Copy down every line where the string "from" shows up.

BEGIN Supplied records

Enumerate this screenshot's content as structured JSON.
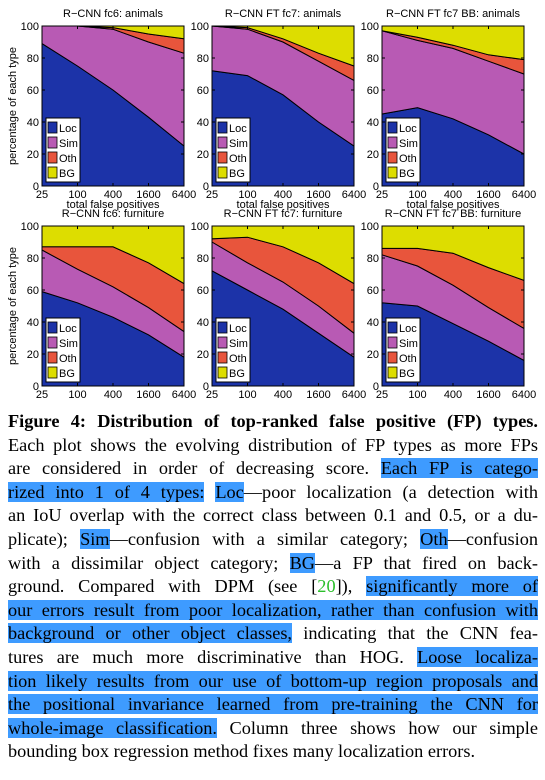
{
  "figure": {
    "ylabel": "percentage of each type",
    "xlabel": "total false positives",
    "xticks": [
      "25",
      "100",
      "400",
      "1600",
      "6400"
    ],
    "yticks": [
      "0",
      "20",
      "40",
      "60",
      "80",
      "100"
    ],
    "legend": [
      "Loc",
      "Sim",
      "Oth",
      "BG"
    ],
    "colors": {
      "Loc": "#1c33a8",
      "Sim": "#b85ab4",
      "Oth": "#e8553c",
      "BG": "#dddd00"
    }
  },
  "chart_data": [
    {
      "type": "area",
      "title": "R−CNN fc6: animals",
      "x": [
        25,
        100,
        400,
        1600,
        6400
      ],
      "ylim": [
        0,
        100
      ],
      "series": [
        {
          "name": "Loc",
          "values": [
            89,
            75,
            60,
            43,
            25
          ]
        },
        {
          "name": "Sim",
          "values": [
            11,
            25,
            38,
            47,
            58
          ]
        },
        {
          "name": "Oth",
          "values": [
            0,
            0,
            1,
            5,
            9
          ]
        },
        {
          "name": "BG",
          "values": [
            0,
            0,
            1,
            5,
            8
          ]
        }
      ]
    },
    {
      "type": "area",
      "title": "R−CNN FT fc7: animals",
      "x": [
        25,
        100,
        400,
        1600,
        6400
      ],
      "ylim": [
        0,
        100
      ],
      "series": [
        {
          "name": "Loc",
          "values": [
            72,
            69,
            57,
            40,
            25
          ]
        },
        {
          "name": "Sim",
          "values": [
            28,
            29,
            33,
            38,
            41
          ]
        },
        {
          "name": "Oth",
          "values": [
            0,
            1,
            2,
            5,
            9
          ]
        },
        {
          "name": "BG",
          "values": [
            0,
            1,
            8,
            17,
            25
          ]
        }
      ]
    },
    {
      "type": "area",
      "title": "R−CNN FT fc7 BB: animals",
      "x": [
        25,
        100,
        400,
        1600,
        6400
      ],
      "ylim": [
        0,
        100
      ],
      "series": [
        {
          "name": "Loc",
          "values": [
            45,
            49,
            42,
            32,
            20
          ]
        },
        {
          "name": "Sim",
          "values": [
            52,
            42,
            44,
            46,
            50
          ]
        },
        {
          "name": "Oth",
          "values": [
            0,
            2,
            2,
            4,
            9
          ]
        },
        {
          "name": "BG",
          "values": [
            3,
            7,
            12,
            18,
            21
          ]
        }
      ]
    },
    {
      "type": "area",
      "title": "R−CNN fc6: furniture",
      "x": [
        25,
        100,
        400,
        1600,
        6400
      ],
      "ylim": [
        0,
        100
      ],
      "series": [
        {
          "name": "Loc",
          "values": [
            59,
            52,
            43,
            32,
            18
          ]
        },
        {
          "name": "Sim",
          "values": [
            26,
            21,
            19,
            17,
            16
          ]
        },
        {
          "name": "Oth",
          "values": [
            2,
            14,
            25,
            28,
            30
          ]
        },
        {
          "name": "BG",
          "values": [
            13,
            13,
            13,
            23,
            36
          ]
        }
      ]
    },
    {
      "type": "area",
      "title": "R−CNN FT fc7: furniture",
      "x": [
        25,
        100,
        400,
        1600,
        6400
      ],
      "ylim": [
        0,
        100
      ],
      "series": [
        {
          "name": "Loc",
          "values": [
            72,
            60,
            48,
            33,
            18
          ]
        },
        {
          "name": "Sim",
          "values": [
            18,
            17,
            17,
            17,
            15
          ]
        },
        {
          "name": "Oth",
          "values": [
            2,
            16,
            22,
            27,
            31
          ]
        },
        {
          "name": "BG",
          "values": [
            8,
            7,
            13,
            23,
            36
          ]
        }
      ]
    },
    {
      "type": "area",
      "title": "R−CNN FT fc7 BB: furniture",
      "x": [
        25,
        100,
        400,
        1600,
        6400
      ],
      "ylim": [
        0,
        100
      ],
      "series": [
        {
          "name": "Loc",
          "values": [
            52,
            50,
            39,
            28,
            16
          ]
        },
        {
          "name": "Sim",
          "values": [
            30,
            25,
            24,
            21,
            20
          ]
        },
        {
          "name": "Oth",
          "values": [
            4,
            11,
            20,
            25,
            30
          ]
        },
        {
          "name": "BG",
          "values": [
            14,
            14,
            17,
            26,
            34
          ]
        }
      ]
    }
  ],
  "caption": {
    "label": "Figure 4:",
    "title": "Distribution of top-ranked false positive (FP) types.",
    "line2": "Each plot shows the evolving distribution of FP types as more FPs",
    "line3_a": "are considered in order of decreasing score.",
    "line3_b": "Each FP is catego-",
    "line4_a": "rized into 1 of 4 types:",
    "line4_b": "Loc",
    "line4_c": "—poor localization (a detection with",
    "line5": "an IoU overlap with the correct class between 0.1 and 0.5, or a du-",
    "line6_a": "plicate);",
    "line6_b": "Sim",
    "line6_c": "—confusion with a similar category;",
    "line6_d": "Oth",
    "line6_e": "—confusion",
    "line7_a": "with a dissimilar object category;",
    "line7_b": "BG",
    "line7_c": "—a FP that fired on back-",
    "line8_a": "ground.  Compared with DPM (see [",
    "line8_cite": "20",
    "line8_b": "]),",
    "line8_c": "significantly more of",
    "line9": "our errors result from poor localization, rather than confusion with",
    "line10_a": "background or other object classes,",
    "line10_b": "indicating that the CNN fea-",
    "line11_a": "tures are much more discriminative than HOG.",
    "line11_b": "Loose localiza-",
    "line12": "tion likely results from our use of bottom-up region proposals and",
    "line13": "the positional invariance learned from pre-training the CNN for",
    "line14_a": "whole-image classification.",
    "line14_b": "Column three shows how our simple",
    "line15": "bounding box regression method fixes many localization errors."
  }
}
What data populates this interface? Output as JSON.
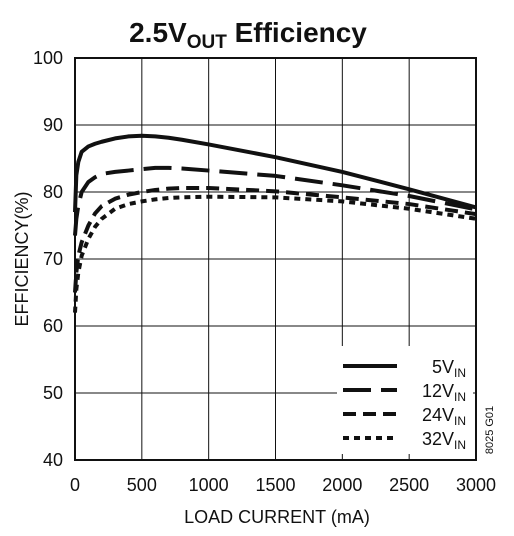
{
  "chart_data": {
    "type": "line",
    "title": {
      "lead": "2.5V",
      "subscript": "OUT",
      "trail": " Efficiency"
    },
    "xlabel": "LOAD CURRENT (mA)",
    "ylabel": "EFFICIENCY(%)",
    "xlim": [
      0,
      3000
    ],
    "ylim": [
      40,
      100
    ],
    "x_ticks": [
      0,
      500,
      1000,
      1500,
      2000,
      2500,
      3000
    ],
    "y_ticks": [
      40,
      50,
      60,
      70,
      80,
      90,
      100
    ],
    "grid": true,
    "legend_position": "bottom-right",
    "figure_code": "8025 G01",
    "series": [
      {
        "name": "5V",
        "name_sub": "IN",
        "line_style": "solid",
        "color": "#111111",
        "x": [
          0,
          10,
          25,
          50,
          100,
          150,
          200,
          300,
          400,
          500,
          600,
          700,
          800,
          1000,
          1500,
          2000,
          2500,
          3000
        ],
        "y": [
          77,
          82.5,
          84.5,
          86,
          86.8,
          87.2,
          87.5,
          88,
          88.3,
          88.4,
          88.3,
          88.1,
          87.8,
          87.1,
          85.2,
          83,
          80.4,
          77.7
        ]
      },
      {
        "name": "12V",
        "name_sub": "IN",
        "line_style": "long-dash",
        "color": "#111111",
        "x": [
          0,
          10,
          25,
          50,
          100,
          150,
          200,
          300,
          400,
          500,
          600,
          700,
          800,
          1000,
          1500,
          2000,
          2500,
          3000
        ],
        "y": [
          73.5,
          76,
          78,
          80,
          81.5,
          82.2,
          82.7,
          83,
          83.2,
          83.4,
          83.6,
          83.6,
          83.5,
          83.2,
          82.4,
          81,
          79.4,
          77.4
        ]
      },
      {
        "name": "24V",
        "name_sub": "IN",
        "line_style": "dash",
        "color": "#111111",
        "x": [
          0,
          10,
          25,
          50,
          100,
          150,
          200,
          300,
          400,
          500,
          600,
          700,
          800,
          1000,
          1500,
          2000,
          2500,
          3000
        ],
        "y": [
          65,
          68,
          70.5,
          72.5,
          75,
          76.8,
          77.9,
          79,
          79.6,
          80,
          80.3,
          80.5,
          80.6,
          80.6,
          80.1,
          79.2,
          78.2,
          76.7
        ]
      },
      {
        "name": "32V",
        "name_sub": "IN",
        "line_style": "dot",
        "color": "#111111",
        "x": [
          0,
          10,
          25,
          50,
          100,
          150,
          200,
          300,
          400,
          500,
          600,
          700,
          800,
          1000,
          1500,
          2000,
          2500,
          3000
        ],
        "y": [
          62,
          65.5,
          68,
          70.5,
          73,
          74.8,
          76,
          77.5,
          78.2,
          78.6,
          78.9,
          79.1,
          79.2,
          79.3,
          79.2,
          78.6,
          77.5,
          76
        ]
      }
    ]
  }
}
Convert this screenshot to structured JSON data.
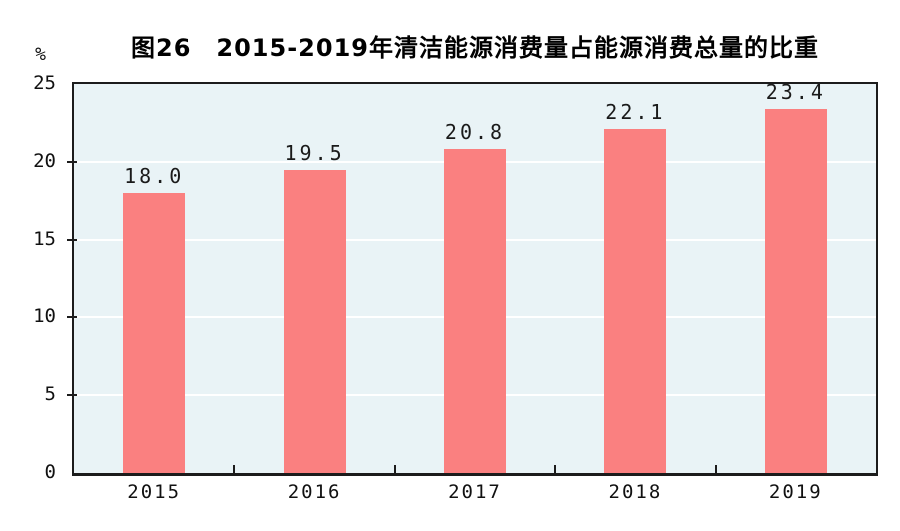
{
  "chart_data": {
    "type": "bar",
    "title": "图26　2015-2019年清洁能源消费量占能源消费总量的比重",
    "ylabel": "%",
    "categories": [
      "2015",
      "2016",
      "2017",
      "2018",
      "2019"
    ],
    "values": [
      18.0,
      19.5,
      20.8,
      22.1,
      23.4
    ],
    "value_labels": [
      "18.0",
      "19.5",
      "20.8",
      "22.1",
      "23.4"
    ],
    "ylim": [
      0,
      25
    ],
    "yticks": [
      0,
      5,
      10,
      15,
      20,
      25
    ],
    "ytick_labels": [
      "0",
      "5",
      "10",
      "15",
      "20",
      "25"
    ],
    "grid": true,
    "legend": "none",
    "colors": {
      "bar": "#fa8080",
      "plot_background": "#e9f3f6",
      "gridline": "#ffffff",
      "axis": "#1c1c1c",
      "text": "#111111"
    }
  }
}
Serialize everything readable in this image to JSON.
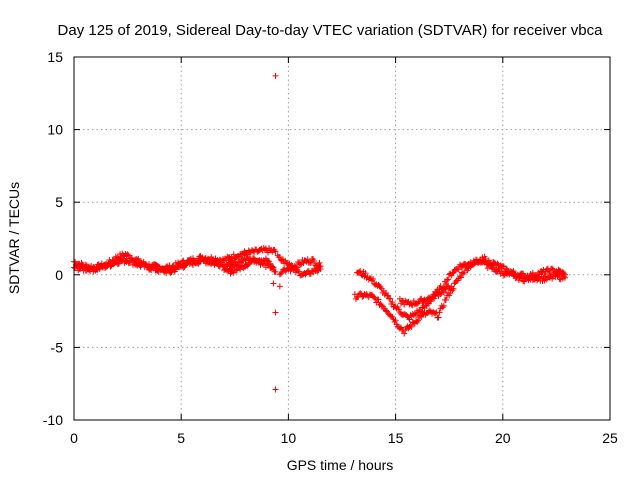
{
  "chart_data": {
    "type": "scatter",
    "title": "Day 125 of 2019, Sidereal Day-to-day VTEC variation (SDTVAR) for receiver vbca",
    "xlabel": "GPS time / hours",
    "ylabel": "SDTVAR / TECUs",
    "xlim": [
      0,
      25
    ],
    "ylim": [
      -10,
      15
    ],
    "xticks": [
      0,
      5,
      10,
      15,
      20,
      25
    ],
    "yticks": [
      -10,
      -5,
      0,
      5,
      10,
      15
    ],
    "grid": true,
    "marker": "+",
    "series": [
      {
        "name": "SDTVAR",
        "color": "#ff0000",
        "tracks": [
          {
            "x": [
              0,
              0.5,
              1.0,
              1.5,
              2.0,
              2.4,
              2.8,
              3.2,
              3.6,
              4.0,
              4.5,
              5.0,
              5.5,
              6.0,
              6.5,
              7.0,
              7.5,
              8.0,
              8.5,
              9.0,
              9.4
            ],
            "y": [
              0.9,
              0.6,
              0.5,
              0.7,
              1.2,
              1.4,
              1.1,
              0.8,
              0.6,
              0.5,
              0.5,
              0.8,
              1.0,
              1.2,
              1.1,
              1.0,
              1.3,
              1.5,
              1.6,
              1.7,
              1.6
            ]
          },
          {
            "x": [
              0,
              0.5,
              1.0,
              1.5,
              2.0,
              2.5,
              3.0,
              3.5,
              4.0,
              4.5,
              5.0,
              5.5,
              6.0,
              6.5,
              7.0,
              7.5
            ],
            "y": [
              0.5,
              0.4,
              0.4,
              0.6,
              0.9,
              1.0,
              0.7,
              0.5,
              0.3,
              0.2,
              0.6,
              0.8,
              1.0,
              0.8,
              0.7,
              0.9
            ]
          },
          {
            "x": [
              7.0,
              7.5,
              8.0,
              8.5,
              9.0,
              9.4
            ],
            "y": [
              0.2,
              0.3,
              0.7,
              1.1,
              1.0,
              0.2
            ]
          },
          {
            "x": [
              7.3,
              7.7,
              8.1,
              8.5,
              8.9,
              9.3
            ],
            "y": [
              0.5,
              0.9,
              1.2,
              1.0,
              0.7,
              0.5
            ]
          },
          {
            "x": [
              9.5,
              9.9,
              10.3,
              10.7,
              11.1,
              11.5
            ],
            "y": [
              1.2,
              0.8,
              0.6,
              0.9,
              1.0,
              0.6
            ]
          },
          {
            "x": [
              9.6,
              10.0,
              10.4,
              10.8,
              11.2,
              11.5
            ],
            "y": [
              0.2,
              0.5,
              0.2,
              0.0,
              0.3,
              0.4
            ]
          },
          {
            "x": [
              13.1,
              13.5,
              13.9,
              14.3,
              14.7,
              15.1,
              15.4,
              15.8,
              16.2,
              16.6,
              17.0,
              17.4,
              17.8,
              18.2,
              18.6,
              19.0,
              19.4
            ],
            "y": [
              -1.5,
              -1.4,
              -1.5,
              -2.0,
              -2.6,
              -3.4,
              -3.9,
              -3.4,
              -2.8,
              -2.6,
              -2.8,
              -1.5,
              -0.6,
              0.3,
              0.8,
              1.0,
              0.8
            ]
          },
          {
            "x": [
              13.2,
              13.6,
              14.0,
              14.4,
              14.8,
              15.2,
              15.6,
              16.0,
              16.4,
              16.8,
              17.2,
              17.6,
              18.0,
              18.4,
              18.8,
              19.2
            ],
            "y": [
              0.2,
              0.0,
              -0.5,
              -1.1,
              -1.9,
              -2.5,
              -3.0,
              -2.6,
              -2.2,
              -1.4,
              -0.8,
              0.1,
              0.6,
              0.8,
              0.9,
              1.1
            ]
          },
          {
            "x": [
              15.2,
              15.6,
              16.0,
              16.4,
              16.8,
              17.2,
              17.6
            ],
            "y": [
              -1.8,
              -2.0,
              -1.9,
              -1.7,
              -1.5,
              -1.1,
              -0.8
            ]
          },
          {
            "x": [
              19.3,
              19.7,
              20.1,
              20.5,
              21.0,
              21.5,
              22.0,
              22.5,
              22.9
            ],
            "y": [
              0.6,
              0.3,
              0.1,
              -0.1,
              -0.3,
              -0.2,
              -0.3,
              -0.1,
              -0.2
            ]
          },
          {
            "x": [
              19.4,
              19.8,
              20.2,
              20.7,
              21.2,
              21.7,
              22.2,
              22.7,
              22.9
            ],
            "y": [
              0.9,
              0.6,
              0.3,
              0.0,
              -0.1,
              0.1,
              0.3,
              0.2,
              0.0
            ]
          }
        ],
        "outliers": {
          "x": [
            9.4,
            9.4,
            9.4,
            9.6,
            9.3
          ],
          "y": [
            13.7,
            -2.6,
            -7.9,
            -0.8,
            -0.6
          ]
        }
      }
    ]
  }
}
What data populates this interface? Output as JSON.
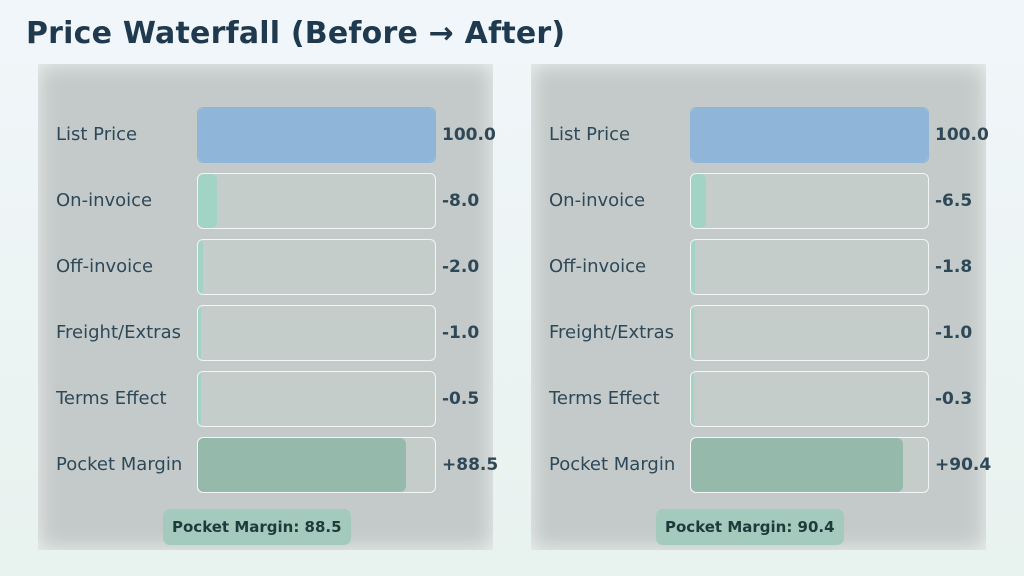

END Supplied records

§ Exercise answer:
    "line9": "our errors result from poor localization, rather than confusion with",
    "line12": "tion likely results from our use of bottom-up region proposals and",
    "line13": "the positional invariance learned from pre-training the CNN for",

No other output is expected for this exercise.